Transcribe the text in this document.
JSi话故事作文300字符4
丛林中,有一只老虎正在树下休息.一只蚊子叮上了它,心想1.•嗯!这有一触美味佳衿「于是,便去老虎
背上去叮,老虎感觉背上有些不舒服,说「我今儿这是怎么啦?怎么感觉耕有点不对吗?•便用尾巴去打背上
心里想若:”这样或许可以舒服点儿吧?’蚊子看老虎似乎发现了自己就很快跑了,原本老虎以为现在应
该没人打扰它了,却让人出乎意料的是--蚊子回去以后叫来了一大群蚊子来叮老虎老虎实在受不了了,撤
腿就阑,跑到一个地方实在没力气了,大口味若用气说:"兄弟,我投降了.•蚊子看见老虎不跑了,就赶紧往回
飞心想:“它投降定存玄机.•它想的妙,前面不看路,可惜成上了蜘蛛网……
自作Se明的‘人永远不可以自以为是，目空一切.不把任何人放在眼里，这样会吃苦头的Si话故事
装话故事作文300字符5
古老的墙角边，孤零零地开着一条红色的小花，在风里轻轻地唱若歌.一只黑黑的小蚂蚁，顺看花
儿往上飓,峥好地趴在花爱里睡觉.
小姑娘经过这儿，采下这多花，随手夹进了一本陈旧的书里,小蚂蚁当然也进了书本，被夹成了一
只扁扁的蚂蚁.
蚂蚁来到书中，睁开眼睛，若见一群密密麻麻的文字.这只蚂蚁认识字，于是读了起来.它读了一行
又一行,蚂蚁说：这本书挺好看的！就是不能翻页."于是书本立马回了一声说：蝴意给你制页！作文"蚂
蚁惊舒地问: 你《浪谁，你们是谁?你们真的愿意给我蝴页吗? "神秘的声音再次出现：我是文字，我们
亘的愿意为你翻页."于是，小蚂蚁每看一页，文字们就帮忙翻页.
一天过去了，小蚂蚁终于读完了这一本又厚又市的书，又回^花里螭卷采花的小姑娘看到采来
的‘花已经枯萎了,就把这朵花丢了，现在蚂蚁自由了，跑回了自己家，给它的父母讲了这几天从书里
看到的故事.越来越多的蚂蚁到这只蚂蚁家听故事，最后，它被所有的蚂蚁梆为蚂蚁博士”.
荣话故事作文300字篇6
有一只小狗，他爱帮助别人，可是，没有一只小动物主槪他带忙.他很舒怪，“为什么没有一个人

...

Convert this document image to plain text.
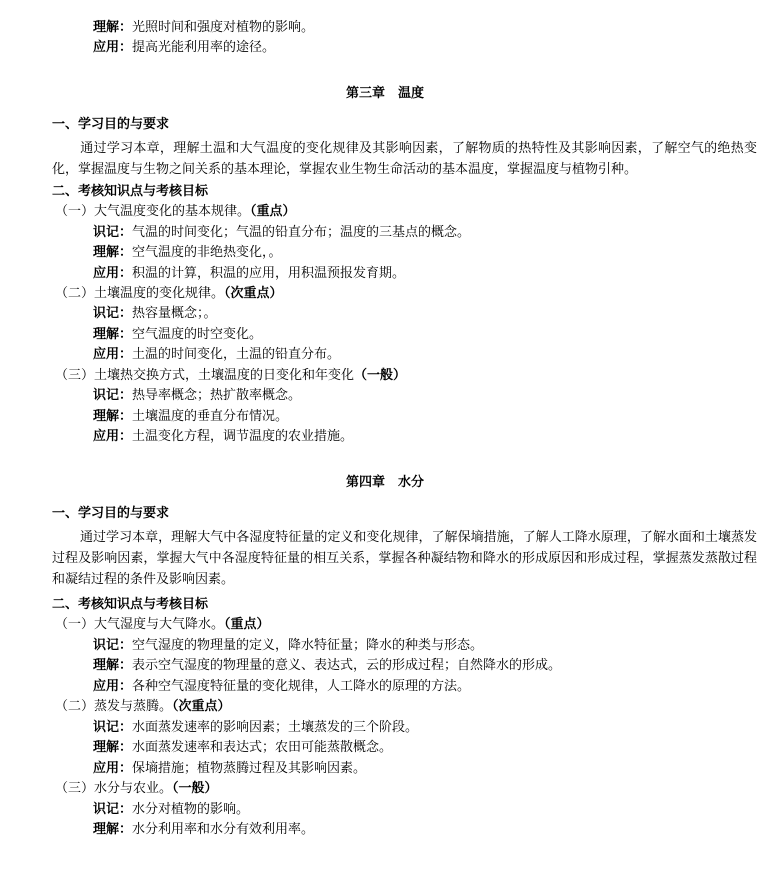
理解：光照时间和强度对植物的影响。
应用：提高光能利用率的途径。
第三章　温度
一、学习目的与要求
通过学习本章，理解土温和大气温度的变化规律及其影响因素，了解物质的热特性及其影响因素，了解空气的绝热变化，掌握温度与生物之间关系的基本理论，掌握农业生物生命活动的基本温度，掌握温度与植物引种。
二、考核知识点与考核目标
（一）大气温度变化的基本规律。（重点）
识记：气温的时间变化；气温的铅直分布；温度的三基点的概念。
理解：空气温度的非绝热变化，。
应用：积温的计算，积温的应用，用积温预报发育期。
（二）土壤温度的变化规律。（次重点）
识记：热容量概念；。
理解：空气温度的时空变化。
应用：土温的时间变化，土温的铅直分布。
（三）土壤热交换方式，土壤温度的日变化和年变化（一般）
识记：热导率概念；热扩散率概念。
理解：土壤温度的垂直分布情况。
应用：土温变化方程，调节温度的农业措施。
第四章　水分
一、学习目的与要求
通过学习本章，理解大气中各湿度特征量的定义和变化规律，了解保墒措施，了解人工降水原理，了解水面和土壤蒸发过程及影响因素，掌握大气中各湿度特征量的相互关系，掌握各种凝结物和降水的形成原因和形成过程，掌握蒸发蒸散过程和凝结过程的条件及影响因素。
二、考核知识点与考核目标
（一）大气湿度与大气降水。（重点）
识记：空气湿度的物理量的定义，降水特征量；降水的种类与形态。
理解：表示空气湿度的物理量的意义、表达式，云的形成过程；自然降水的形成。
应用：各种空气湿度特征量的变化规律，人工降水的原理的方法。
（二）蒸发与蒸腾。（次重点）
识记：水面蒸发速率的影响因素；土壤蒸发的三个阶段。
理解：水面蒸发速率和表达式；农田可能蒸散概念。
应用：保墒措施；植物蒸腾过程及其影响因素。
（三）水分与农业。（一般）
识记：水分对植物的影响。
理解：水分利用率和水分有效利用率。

...

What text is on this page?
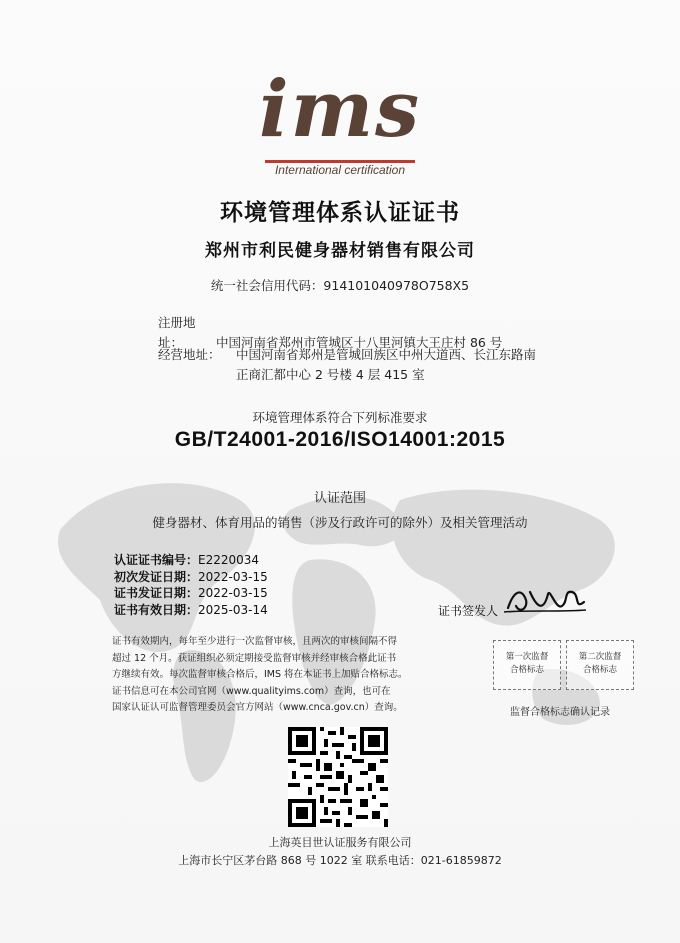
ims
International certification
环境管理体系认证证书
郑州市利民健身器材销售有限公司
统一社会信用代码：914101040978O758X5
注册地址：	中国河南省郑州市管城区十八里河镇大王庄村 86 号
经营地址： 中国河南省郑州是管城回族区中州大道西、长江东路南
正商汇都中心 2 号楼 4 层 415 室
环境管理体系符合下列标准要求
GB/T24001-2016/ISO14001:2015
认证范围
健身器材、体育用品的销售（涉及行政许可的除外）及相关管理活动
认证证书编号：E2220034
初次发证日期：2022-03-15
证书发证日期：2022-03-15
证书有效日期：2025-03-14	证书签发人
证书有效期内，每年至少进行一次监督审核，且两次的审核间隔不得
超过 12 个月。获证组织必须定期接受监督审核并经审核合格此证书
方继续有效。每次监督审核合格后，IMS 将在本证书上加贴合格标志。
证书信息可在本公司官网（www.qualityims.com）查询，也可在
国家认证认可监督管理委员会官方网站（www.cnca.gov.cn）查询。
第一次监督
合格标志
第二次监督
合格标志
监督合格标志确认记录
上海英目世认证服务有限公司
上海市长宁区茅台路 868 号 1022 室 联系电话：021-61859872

● BRIEF
Where a line in the material above holds "通过学习本章", copy that line.

● REPLY TO THE TASK
通过学习本章，理解土温和大气温度的变化规律及其影响因素，了解物质的热特性及其影响因素，了解空气的绝热变化，掌握温度与生物之间关系的基本理论，掌握农业生物生命活动的基本温度，掌握温度与植物引种。
通过学习本章，理解大气中各湿度特征量的定义和变化规律，了解保墒措施，了解人工降水原理，了解水面和土壤蒸发过程及影响因素，掌握大气中各湿度特征量的相互关系，掌握各种凝结物和降水的形成原因和形成过程，掌握蒸发蒸散过程和凝结过程的条件及影响因素。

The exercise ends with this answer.